GIVEN TASK: Where does the string "rgba" appear? Copy every line of the entries below that holds it.

Stored data entries:
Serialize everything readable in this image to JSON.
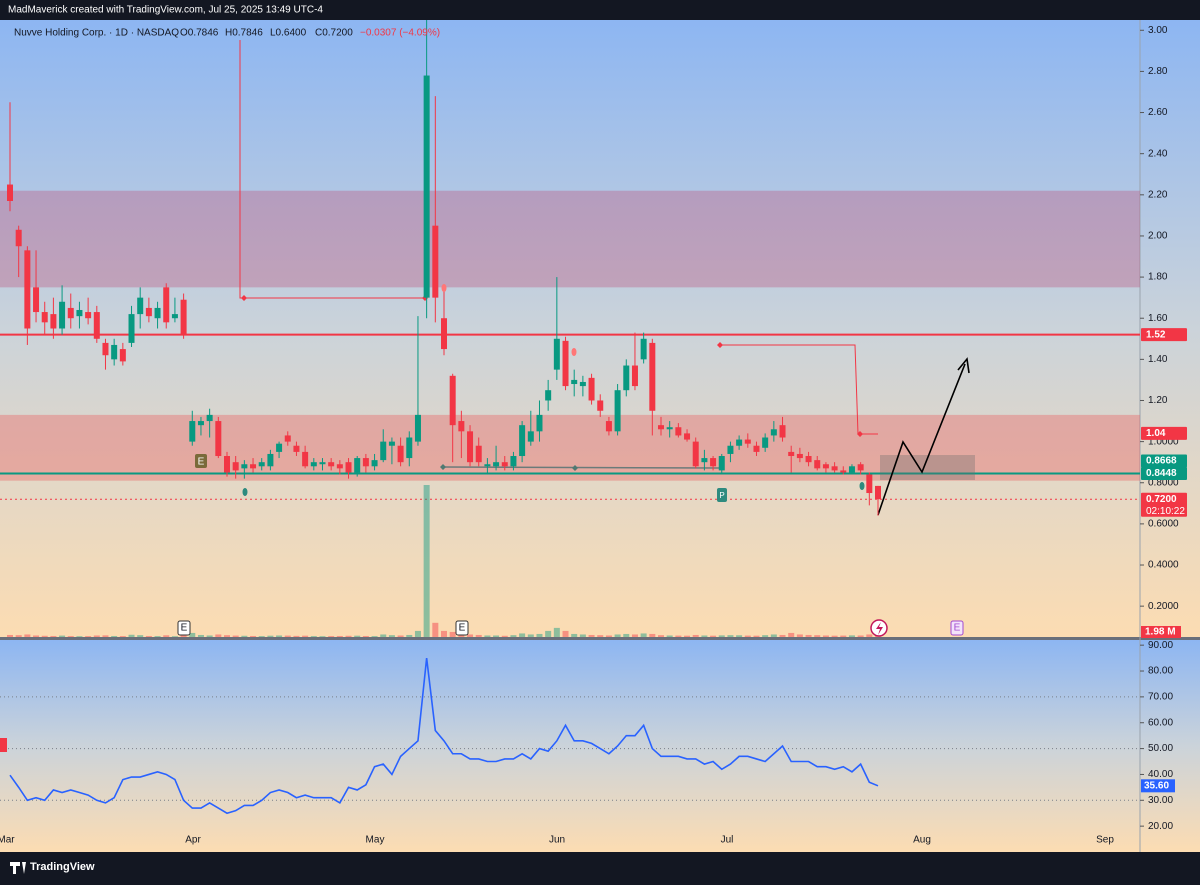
{
  "banner": "MadMaverick created with TradingView.com, Jul 25, 2025 13:49 UTC-4",
  "footer": "TradingView",
  "markers": [
    "E",
    "E",
    "E",
    "E",
    "P"
  ],
  "chart_data": {
    "type": "candlestick",
    "legend": {
      "name": "Nuvve Holding Corp. · 1D · NASDAQ",
      "ohlc": [
        "O0.7846",
        "H0.7846",
        "L0.6400",
        "C0.7200"
      ],
      "change": "−0.0307 (−4.09%)"
    },
    "xlabels": [
      "Mar",
      "Apr",
      "May",
      "Jun",
      "Jul",
      "Aug",
      "Sep"
    ],
    "up_color": "#089981",
    "down_color": "#f23645",
    "ylim": [
      0.05,
      3.05
    ],
    "yticks": [
      {
        "value": 3.0,
        "label": "3.00"
      },
      {
        "value": 2.8,
        "label": "2.80"
      },
      {
        "value": 2.6,
        "label": "2.60"
      },
      {
        "value": 2.4,
        "label": "2.40"
      },
      {
        "value": 2.2,
        "label": "2.20"
      },
      {
        "value": 2.0,
        "label": "2.00"
      },
      {
        "value": 1.8,
        "label": "1.80"
      },
      {
        "value": 1.6,
        "label": "1.60"
      },
      {
        "value": 1.4,
        "label": "1.40"
      },
      {
        "value": 1.2,
        "label": "1.20"
      },
      {
        "value": 1.0,
        "label": "1.0000"
      },
      {
        "value": 0.8,
        "label": "0.8000"
      },
      {
        "value": 0.6,
        "label": "0.6000"
      },
      {
        "value": 0.4,
        "label": "0.4000"
      },
      {
        "value": 0.2,
        "label": "0.2000"
      }
    ],
    "zones": [
      {
        "top": 2.22,
        "bottom": 1.75,
        "color": "rgba(190,90,130,0.38)"
      },
      {
        "top": 1.13,
        "bottom": 0.81,
        "color": "rgba(235,95,95,0.38)"
      }
    ],
    "price_labels": [
      {
        "value": 1.52,
        "color": "#f23645",
        "line": "solid"
      },
      {
        "value": 1.04,
        "color": "#f23645"
      },
      {
        "value": 0.8668,
        "color": "#089981"
      },
      {
        "value": 0.8448,
        "color": "#089981",
        "line": "solid"
      },
      {
        "value": 0.72,
        "label": "0.7200",
        "sub": "02:10:22",
        "color": "#f23645",
        "line": "dashed"
      }
    ],
    "ohlc": [
      [
        2.25,
        2.65,
        2.12,
        2.17
      ],
      [
        2.03,
        2.05,
        1.8,
        1.95
      ],
      [
        1.93,
        1.95,
        1.47,
        1.55
      ],
      [
        1.75,
        1.93,
        1.58,
        1.63
      ],
      [
        1.63,
        1.68,
        1.52,
        1.58
      ],
      [
        1.62,
        1.7,
        1.5,
        1.55
      ],
      [
        1.55,
        1.76,
        1.52,
        1.68
      ],
      [
        1.65,
        1.72,
        1.55,
        1.6
      ],
      [
        1.61,
        1.68,
        1.55,
        1.64
      ],
      [
        1.63,
        1.7,
        1.57,
        1.6
      ],
      [
        1.63,
        1.66,
        1.48,
        1.5
      ],
      [
        1.48,
        1.5,
        1.35,
        1.42
      ],
      [
        1.4,
        1.5,
        1.37,
        1.47
      ],
      [
        1.45,
        1.48,
        1.37,
        1.39
      ],
      [
        1.48,
        1.66,
        1.46,
        1.62
      ],
      [
        1.62,
        1.75,
        1.55,
        1.7
      ],
      [
        1.65,
        1.7,
        1.58,
        1.61
      ],
      [
        1.6,
        1.68,
        1.55,
        1.65
      ],
      [
        1.75,
        1.77,
        1.55,
        1.58
      ],
      [
        1.6,
        1.7,
        1.58,
        1.62
      ],
      [
        1.69,
        1.72,
        1.5,
        1.52
      ],
      [
        1.0,
        1.15,
        0.98,
        1.1
      ],
      [
        1.08,
        1.12,
        1.03,
        1.1
      ],
      [
        1.1,
        1.16,
        1.02,
        1.13
      ],
      [
        1.1,
        1.12,
        0.92,
        0.93
      ],
      [
        0.93,
        0.95,
        0.83,
        0.85
      ],
      [
        0.9,
        0.93,
        0.82,
        0.86
      ],
      [
        0.87,
        0.91,
        0.82,
        0.89
      ],
      [
        0.89,
        0.92,
        0.85,
        0.87
      ],
      [
        0.88,
        0.92,
        0.86,
        0.9
      ],
      [
        0.88,
        0.96,
        0.86,
        0.94
      ],
      [
        0.95,
        1.0,
        0.92,
        0.99
      ],
      [
        1.03,
        1.05,
        0.98,
        1.0
      ],
      [
        0.98,
        1.0,
        0.93,
        0.95
      ],
      [
        0.95,
        0.98,
        0.87,
        0.88
      ],
      [
        0.88,
        0.92,
        0.86,
        0.9
      ],
      [
        0.89,
        0.92,
        0.86,
        0.9
      ],
      [
        0.9,
        0.92,
        0.86,
        0.88
      ],
      [
        0.89,
        0.91,
        0.84,
        0.87
      ],
      [
        0.9,
        0.92,
        0.82,
        0.85
      ],
      [
        0.85,
        0.93,
        0.83,
        0.92
      ],
      [
        0.92,
        0.94,
        0.85,
        0.88
      ],
      [
        0.88,
        0.94,
        0.86,
        0.91
      ],
      [
        0.91,
        1.06,
        0.9,
        1.0
      ],
      [
        0.98,
        1.02,
        0.89,
        1.0
      ],
      [
        0.98,
        1.02,
        0.88,
        0.9
      ],
      [
        0.92,
        1.05,
        0.88,
        1.02
      ],
      [
        1.0,
        1.61,
        0.98,
        1.13
      ],
      [
        1.7,
        3.05,
        1.6,
        2.78
      ],
      [
        2.05,
        2.68,
        1.58,
        1.7
      ],
      [
        1.6,
        1.76,
        1.42,
        1.45
      ],
      [
        1.32,
        1.33,
        0.9,
        1.08
      ],
      [
        1.1,
        1.15,
        0.92,
        1.05
      ],
      [
        1.05,
        1.08,
        0.88,
        0.9
      ],
      [
        0.98,
        1.02,
        0.88,
        0.9
      ],
      [
        0.88,
        0.92,
        0.84,
        0.89
      ],
      [
        0.88,
        0.98,
        0.86,
        0.9
      ],
      [
        0.9,
        0.93,
        0.86,
        0.88
      ],
      [
        0.88,
        0.95,
        0.86,
        0.93
      ],
      [
        0.93,
        1.1,
        0.9,
        1.08
      ],
      [
        1.0,
        1.15,
        0.98,
        1.05
      ],
      [
        1.05,
        1.2,
        1.0,
        1.13
      ],
      [
        1.2,
        1.3,
        1.15,
        1.25
      ],
      [
        1.35,
        1.8,
        1.3,
        1.5
      ],
      [
        1.49,
        1.51,
        1.25,
        1.27
      ],
      [
        1.28,
        1.35,
        1.22,
        1.3
      ],
      [
        1.27,
        1.32,
        1.22,
        1.29
      ],
      [
        1.31,
        1.33,
        1.18,
        1.2
      ],
      [
        1.2,
        1.23,
        1.12,
        1.15
      ],
      [
        1.1,
        1.12,
        1.03,
        1.05
      ],
      [
        1.05,
        1.28,
        1.03,
        1.25
      ],
      [
        1.25,
        1.4,
        1.22,
        1.37
      ],
      [
        1.37,
        1.53,
        1.25,
        1.27
      ],
      [
        1.4,
        1.53,
        1.38,
        1.5
      ],
      [
        1.48,
        1.5,
        1.03,
        1.15
      ],
      [
        1.08,
        1.12,
        1.03,
        1.06
      ],
      [
        1.06,
        1.1,
        1.02,
        1.07
      ],
      [
        1.07,
        1.09,
        1.02,
        1.03
      ],
      [
        1.04,
        1.06,
        1.0,
        1.01
      ],
      [
        1.0,
        1.02,
        0.87,
        0.88
      ],
      [
        0.9,
        0.96,
        0.86,
        0.92
      ],
      [
        0.92,
        0.93,
        0.86,
        0.88
      ],
      [
        0.86,
        0.94,
        0.84,
        0.93
      ],
      [
        0.94,
        1.0,
        0.9,
        0.98
      ],
      [
        0.98,
        1.03,
        0.96,
        1.01
      ],
      [
        1.01,
        1.04,
        0.97,
        0.99
      ],
      [
        0.98,
        1.0,
        0.93,
        0.95
      ],
      [
        0.97,
        1.04,
        0.95,
        1.02
      ],
      [
        1.03,
        1.1,
        1.0,
        1.06
      ],
      [
        1.08,
        1.12,
        1.0,
        1.02
      ],
      [
        0.95,
        0.98,
        0.85,
        0.93
      ],
      [
        0.94,
        0.97,
        0.9,
        0.92
      ],
      [
        0.93,
        0.95,
        0.88,
        0.9
      ],
      [
        0.91,
        0.93,
        0.86,
        0.87
      ],
      [
        0.89,
        0.9,
        0.85,
        0.87
      ],
      [
        0.88,
        0.9,
        0.85,
        0.86
      ],
      [
        0.86,
        0.88,
        0.84,
        0.85
      ],
      [
        0.85,
        0.89,
        0.84,
        0.88
      ],
      [
        0.89,
        0.9,
        0.84,
        0.86
      ],
      [
        0.84,
        0.85,
        0.69,
        0.75
      ],
      [
        0.7846,
        0.7846,
        0.64,
        0.72
      ]
    ],
    "volume": {
      "values": [
        2000000,
        1800000,
        2500000,
        1500000,
        1200000,
        1000000,
        1400000,
        900000,
        800000,
        900000,
        1500000,
        1600000,
        1000000,
        900000,
        2200000,
        1800000,
        1000000,
        900000,
        1700000,
        800000,
        1500000,
        4000000,
        2000000,
        1500000,
        2500000,
        1800000,
        1400000,
        1200000,
        1000000,
        900000,
        1300000,
        1500000,
        1400000,
        1100000,
        1300000,
        900000,
        800000,
        900000,
        1000000,
        1200000,
        1300000,
        1000000,
        900000,
        2500000,
        1800000,
        1500000,
        2000000,
        6000000,
        150000000,
        14000000,
        6000000,
        5000000,
        3000000,
        2500000,
        2000000,
        1500000,
        1500000,
        1200000,
        1800000,
        3500000,
        2500000,
        3000000,
        6000000,
        9000000,
        6000000,
        3000000,
        2500000,
        2000000,
        1800000,
        1500000,
        2500000,
        3000000,
        2500000,
        3500000,
        3000000,
        1800000,
        1500000,
        1400000,
        1300000,
        2000000,
        1500000,
        1300000,
        1600000,
        1800000,
        1700000,
        1400000,
        1300000,
        1800000,
        2500000,
        2000000,
        4000000,
        2500000,
        2000000,
        1800000,
        1500000,
        1300000,
        1400000,
        1600000,
        1500000,
        2500000,
        1980000
      ],
      "last_label": "1.98 M"
    },
    "rsi": {
      "color": "#2962ff",
      "ylim": [
        10,
        92
      ],
      "yticks": [
        {
          "value": 90,
          "label": "90.00"
        },
        {
          "value": 80,
          "label": "80.00"
        },
        {
          "value": 70,
          "label": "70.00"
        },
        {
          "value": 60,
          "label": "60.00"
        },
        {
          "value": 50,
          "label": "50.00"
        },
        {
          "value": 40,
          "label": "40.00"
        },
        {
          "value": 30,
          "label": "30.00"
        },
        {
          "value": 20,
          "label": "20.00"
        }
      ],
      "bands": [
        70,
        50,
        30
      ],
      "values": [
        39.7,
        35,
        30,
        31,
        30,
        34,
        33,
        34,
        33,
        32,
        30,
        29,
        31,
        38,
        39,
        39,
        40,
        41,
        40,
        38,
        30,
        27,
        27,
        29,
        27,
        25,
        26,
        28,
        28,
        30,
        33,
        34,
        33,
        31,
        32,
        31,
        31,
        31,
        29,
        35,
        34,
        36,
        43,
        44,
        40,
        47,
        50,
        53,
        85,
        57,
        53,
        48,
        48,
        46,
        46,
        45,
        45,
        46,
        46,
        48,
        46,
        50,
        49,
        53,
        59,
        53,
        53,
        52,
        50,
        48,
        51,
        55,
        55,
        59,
        50,
        47,
        47,
        47,
        46,
        46,
        44,
        45,
        42,
        44,
        47,
        47,
        46,
        45,
        48,
        51,
        45,
        45,
        45,
        43,
        43,
        42,
        43,
        41,
        44,
        37,
        35.6
      ],
      "last_label": "35.60"
    }
  }
}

EXERCISE RESPONSE:
        "color": "rgba(190,90,130,0.38)"
        "color": "rgba(235,95,95,0.38)"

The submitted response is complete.